__Exercise prompt__: Copy out the listing that follows, exact in every word, and skip the images.

__Exercise input__:
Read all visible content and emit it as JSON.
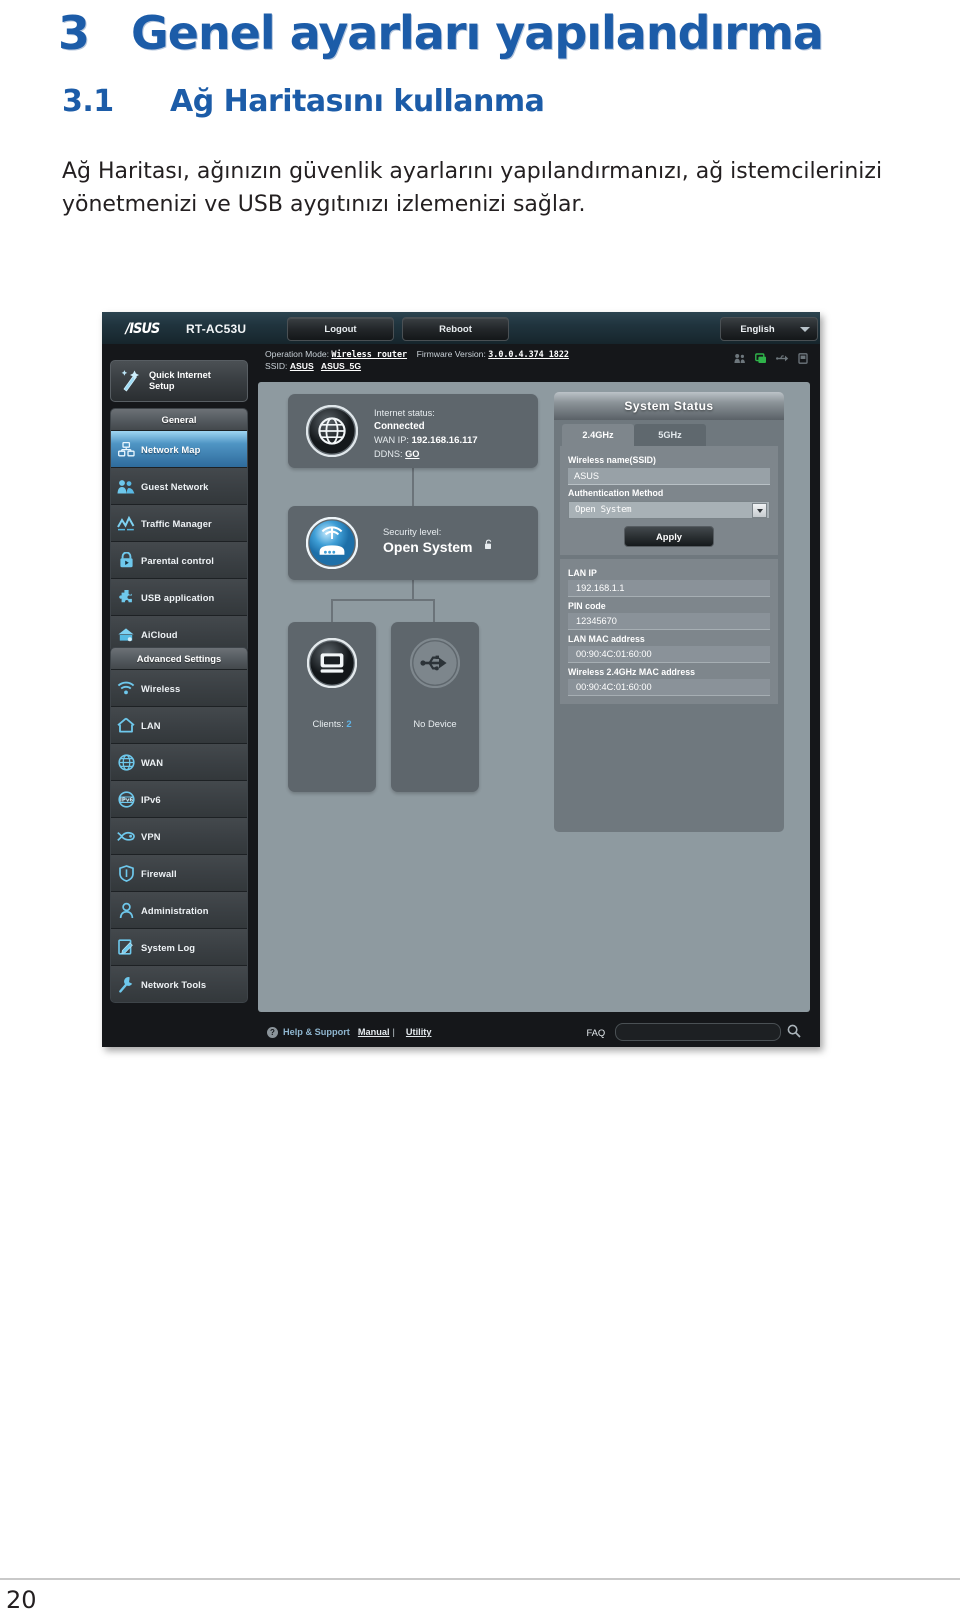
{
  "document": {
    "chapter_number": "3",
    "chapter_title": "Genel ayarları yapılandırma",
    "section_number": "3.1",
    "section_title": "Ağ Haritasını kullanma",
    "paragraph": "Ağ Haritası, ağınızın güvenlik ayarlarını yapılandırmanızı, ağ istemcilerinizi yönetmenizi ve USB aygıtınızı izlemenizi sağlar.",
    "page_number": "20"
  },
  "router_ui": {
    "brand": "/ISUS",
    "model": "RT-AC53U",
    "buttons": {
      "logout": "Logout",
      "reboot": "Reboot",
      "apply": "Apply"
    },
    "language": {
      "selected": "English"
    },
    "info": {
      "operation_mode_label": "Operation Mode:",
      "operation_mode_value": "Wireless_router",
      "firmware_label": "Firmware Version:",
      "firmware_value": "3.0.0.4.374_1822",
      "ssid_label": "SSID:",
      "ssid_values": [
        "ASUS",
        "ASUS_5G"
      ]
    },
    "top_icons": [
      "guest-network-icon",
      "network-map-icon",
      "usb-icon",
      "device-icon"
    ],
    "sidebar": {
      "quick_setup": {
        "label": "Quick Internet Setup",
        "line1": "Quick Internet",
        "line2": "Setup",
        "icon": "magic-wand-icon"
      },
      "groups": [
        {
          "header": "General",
          "items": [
            {
              "label": "Network Map",
              "icon": "network-map-icon",
              "active": true
            },
            {
              "label": "Guest Network",
              "icon": "guest-network-icon",
              "active": false
            },
            {
              "label": "Traffic Manager",
              "icon": "traffic-manager-icon",
              "active": false
            },
            {
              "label": "Parental control",
              "icon": "parental-control-icon",
              "active": false
            },
            {
              "label": "USB application",
              "icon": "usb-application-icon",
              "active": false
            },
            {
              "label": "AiCloud",
              "icon": "aicloud-icon",
              "active": false
            }
          ]
        },
        {
          "header": "Advanced Settings",
          "items": [
            {
              "label": "Wireless",
              "icon": "wifi-icon",
              "active": false
            },
            {
              "label": "LAN",
              "icon": "home-icon",
              "active": false
            },
            {
              "label": "WAN",
              "icon": "globe-icon",
              "active": false
            },
            {
              "label": "IPv6",
              "icon": "ipv6-icon",
              "active": false
            },
            {
              "label": "VPN",
              "icon": "vpn-icon",
              "active": false
            },
            {
              "label": "Firewall",
              "icon": "shield-icon",
              "active": false
            },
            {
              "label": "Administration",
              "icon": "user-icon",
              "active": false
            },
            {
              "label": "System Log",
              "icon": "log-icon",
              "active": false
            },
            {
              "label": "Network Tools",
              "icon": "wrench-icon",
              "active": false
            }
          ]
        }
      ]
    },
    "network_map": {
      "internet": {
        "status_label": "Internet status:",
        "status_value": "Connected",
        "wan_ip_label": "WAN IP:",
        "wan_ip_value": "192.168.16.117",
        "ddns_label": "DDNS:",
        "ddns_link": "GO",
        "icon": "globe-icon"
      },
      "security": {
        "label": "Security level:",
        "value": "Open System",
        "lock_glyph": "unlock-icon",
        "icon": "router-icon"
      },
      "clients": {
        "caption_label": "Clients:",
        "caption_value": "2",
        "icon": "monitor-icon"
      },
      "usb": {
        "caption": "No Device",
        "icon": "usb-icon"
      }
    },
    "system_status": {
      "title": "System Status",
      "tabs": [
        {
          "label": "2.4GHz",
          "selected": true
        },
        {
          "label": "5GHz",
          "selected": false
        }
      ],
      "fields": [
        {
          "label": "Wireless name(SSID)",
          "value": "ASUS",
          "type": "text"
        },
        {
          "label": "Authentication Method",
          "value": "Open System",
          "type": "select"
        }
      ],
      "stats": [
        {
          "label": "LAN IP",
          "value": "192.168.1.1"
        },
        {
          "label": "PIN code",
          "value": "12345670"
        },
        {
          "label": "LAN MAC address",
          "value": "00:90:4C:01:60:00"
        },
        {
          "label": "Wireless 2.4GHz MAC address",
          "value": "00:90:4C:01:60:00"
        }
      ]
    },
    "footer": {
      "help_support": "Help & Support",
      "manual": "Manual",
      "separator": "|",
      "utility": "Utility",
      "faq": "FAQ",
      "search_placeholder": ""
    }
  },
  "colors": {
    "heading_blue": "#1c5ca8",
    "accent_blue": "#5fb4e8",
    "board_gray": "#8e9aa0",
    "panel_dark": "#15171a"
  }
}
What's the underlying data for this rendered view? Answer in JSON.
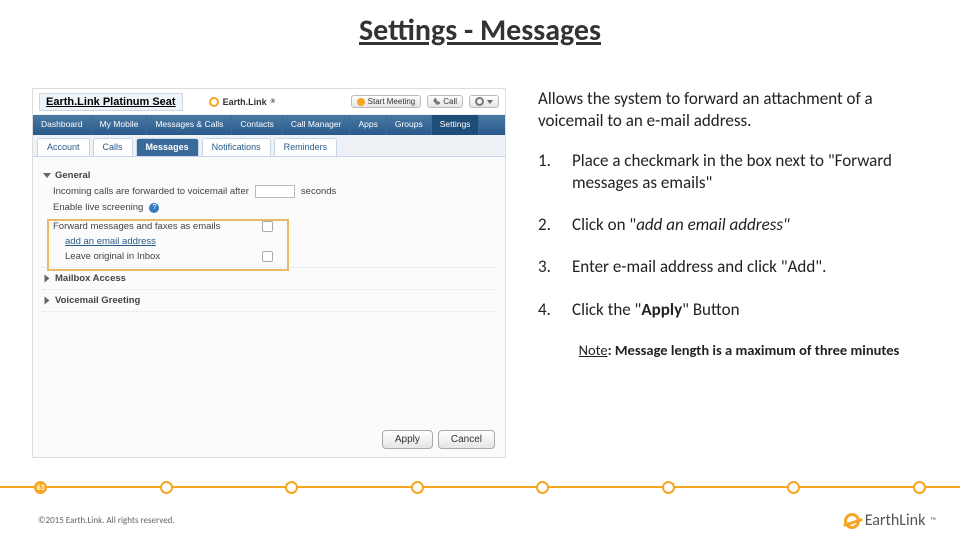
{
  "slide_title": "Settings - Messages",
  "shot": {
    "seat_label": "Earth.Link Platinum Seat",
    "brand": "Earth.Link",
    "btn_start": "Start Meeting",
    "btn_call": "Call",
    "nav1": [
      "Dashboard",
      "My Mobile",
      "Messages & Calls",
      "Contacts",
      "Call Manager",
      "Apps",
      "Groups",
      "Settings"
    ],
    "nav1_active": 7,
    "nav2": [
      "Account",
      "Calls",
      "Messages",
      "Notifications",
      "Reminders"
    ],
    "nav2_active": 2,
    "general": "General",
    "line_fwd1": "Incoming calls are forwarded to voicemail after",
    "line_fwd2": "seconds",
    "enable_screen": "Enable live screening",
    "fwd_as_email": "Forward messages and faxes as emails",
    "add_link": "add an email address",
    "leave_orig": "Leave original in Inbox",
    "mailbox": "Mailbox Access",
    "vm_greet": "Voicemail Greeting",
    "apply": "Apply",
    "cancel": "Cancel"
  },
  "instr": {
    "intro": "Allows the system to forward an attachment of a voicemail to an e-mail address.",
    "steps": {
      "s1": "Place a checkmark in the box next to \"Forward messages as emails\"",
      "s2_a": "Click on \"",
      "s2_i": "add an email address\"",
      "s3": "Enter e-mail address and click \"Add\".",
      "s4_a": "Click the \"",
      "s4_b": "Apply",
      "s4_c": "\" Button"
    },
    "note_label": "Note",
    "note_text": ": Message length is a maximum of three minutes"
  },
  "footer": {
    "page": "63",
    "copy": "©2015 Earth.Link. All rights reserved.",
    "logo": "EarthLink"
  }
}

__Result for this task__:
Read all visible content and emit it as JSON.
{
  "document": {
    "chapter_number": "3",
    "chapter_title": "Genel ayarları yapılandırma",
    "section_number": "3.1",
    "section_title": "Ağ Haritasını kullanma",
    "paragraph": "Ağ Haritası, ağınızın güvenlik ayarlarını yapılandırmanızı, ağ istemcilerinizi yönetmenizi ve USB aygıtınızı izlemenizi sağlar.",
    "page_number": "20"
  },
  "router_ui": {
    "brand": "/ISUS",
    "model": "RT-AC53U",
    "buttons": {
      "logout": "Logout",
      "reboot": "Reboot",
      "apply": "Apply"
    },
    "language": {
      "selected": "English"
    },
    "info": {
      "operation_mode_label": "Operation Mode:",
      "operation_mode_value": "Wireless_router",
      "firmware_label": "Firmware Version:",
      "firmware_value": "3.0.0.4.374_1822",
      "ssid_label": "SSID:",
      "ssid_values": [
        "ASUS",
        "ASUS_5G"
      ]
    },
    "top_icons": [
      "guest-network-icon",
      "network-map-icon",
      "usb-icon",
      "device-icon"
    ],
    "sidebar": {
      "quick_setup": {
        "label": "Quick Internet Setup",
        "line1": "Quick Internet",
        "line2": "Setup",
        "icon": "magic-wand-icon"
      },
      "groups": [
        {
          "header": "General",
          "items": [
            {
              "label": "Network Map",
              "icon": "network-map-icon",
              "active": true
            },
            {
              "label": "Guest Network",
              "icon": "guest-network-icon",
              "active": false
            },
            {
              "label": "Traffic Manager",
              "icon": "traffic-manager-icon",
              "active": false
            },
            {
              "label": "Parental control",
              "icon": "parental-control-icon",
              "active": false
            },
            {
              "label": "USB application",
              "icon": "usb-application-icon",
              "active": false
            },
            {
              "label": "AiCloud",
              "icon": "aicloud-icon",
              "active": false
            }
          ]
        },
        {
          "header": "Advanced Settings",
          "items": [
            {
              "label": "Wireless",
              "icon": "wifi-icon",
              "active": false
            },
            {
              "label": "LAN",
              "icon": "home-icon",
              "active": false
            },
            {
              "label": "WAN",
              "icon": "globe-icon",
              "active": false
            },
            {
              "label": "IPv6",
              "icon": "ipv6-icon",
              "active": false
            },
            {
              "label": "VPN",
              "icon": "vpn-icon",
              "active": false
            },
            {
              "label": "Firewall",
              "icon": "shield-icon",
              "active": false
            },
            {
              "label": "Administration",
              "icon": "user-icon",
              "active": false
            },
            {
              "label": "System Log",
              "icon": "log-icon",
              "active": false
            },
            {
              "label": "Network Tools",
              "icon": "wrench-icon",
              "active": false
            }
          ]
        }
      ]
    },
    "network_map": {
      "internet": {
        "status_label": "Internet status:",
        "status_value": "Connected",
        "wan_ip_label": "WAN IP:",
        "wan_ip_value": "192.168.16.117",
        "ddns_label": "DDNS:",
        "ddns_link": "GO",
        "icon": "globe-icon"
      },
      "security": {
        "label": "Security level:",
        "value": "Open System",
        "lock_glyph": "unlock-icon",
        "icon": "router-icon"
      },
      "clients": {
        "caption_label": "Clients:",
        "caption_value": "2",
        "icon": "monitor-icon"
      },
      "usb": {
        "caption": "No Device",
        "icon": "usb-icon"
      }
    },
    "system_status": {
      "title": "System Status",
      "tabs": [
        {
          "label": "2.4GHz",
          "selected": true
        },
        {
          "label": "5GHz",
          "selected": false
        }
      ],
      "fields": [
        {
          "label": "Wireless name(SSID)",
          "value": "ASUS",
          "type": "text"
        },
        {
          "label": "Authentication Method",
          "value": "Open System",
          "type": "select"
        }
      ],
      "stats": [
        {
          "label": "LAN IP",
          "value": "192.168.1.1"
        },
        {
          "label": "PIN code",
          "value": "12345670"
        },
        {
          "label": "LAN MAC address",
          "value": "00:90:4C:01:60:00"
        },
        {
          "label": "Wireless 2.4GHz MAC address",
          "value": "00:90:4C:01:60:00"
        }
      ]
    },
    "footer": {
      "help_support": "Help & Support",
      "manual": "Manual",
      "separator": "|",
      "utility": "Utility",
      "faq": "FAQ",
      "search_placeholder": ""
    }
  },
  "colors": {
    "heading_blue": "#1c5ca8",
    "accent_blue": "#5fb4e8",
    "board_gray": "#8e9aa0",
    "panel_dark": "#15171a"
  }
}
What's the underlying data for this rendered view? Answer in JSON.
{
  "slide_title": "Settings - Messages",
  "shot": {
    "seat_label": "Earth.Link Platinum Seat",
    "brand": "Earth.Link",
    "btn_start": "Start Meeting",
    "btn_call": "Call",
    "nav1": [
      "Dashboard",
      "My Mobile",
      "Messages & Calls",
      "Contacts",
      "Call Manager",
      "Apps",
      "Groups",
      "Settings"
    ],
    "nav1_active": 7,
    "nav2": [
      "Account",
      "Calls",
      "Messages",
      "Notifications",
      "Reminders"
    ],
    "nav2_active": 2,
    "general": "General",
    "line_fwd1": "Incoming calls are forwarded to voicemail after",
    "line_fwd2": "seconds",
    "enable_screen": "Enable live screening",
    "fwd_as_email": "Forward messages and faxes as emails",
    "add_link": "add an email address",
    "leave_orig": "Leave original in Inbox",
    "mailbox": "Mailbox Access",
    "vm_greet": "Voicemail Greeting",
    "apply": "Apply",
    "cancel": "Cancel"
  },
  "instr": {
    "intro": "Allows the system to forward an attachment of a voicemail to an e-mail address.",
    "steps": {
      "s1": "Place a checkmark in the box next to \"Forward messages as emails\"",
      "s2_a": "Click on \"",
      "s2_i": "add an email address\"",
      "s3": "Enter e-mail address and click \"Add\".",
      "s4_a": "Click the \"",
      "s4_b": "Apply",
      "s4_c": "\" Button"
    },
    "note_label": "Note",
    "note_text": ": Message length is a maximum of three minutes"
  },
  "footer": {
    "page": "63",
    "copy": "©2015 Earth.Link. All rights reserved.",
    "logo": "EarthLink"
  }
}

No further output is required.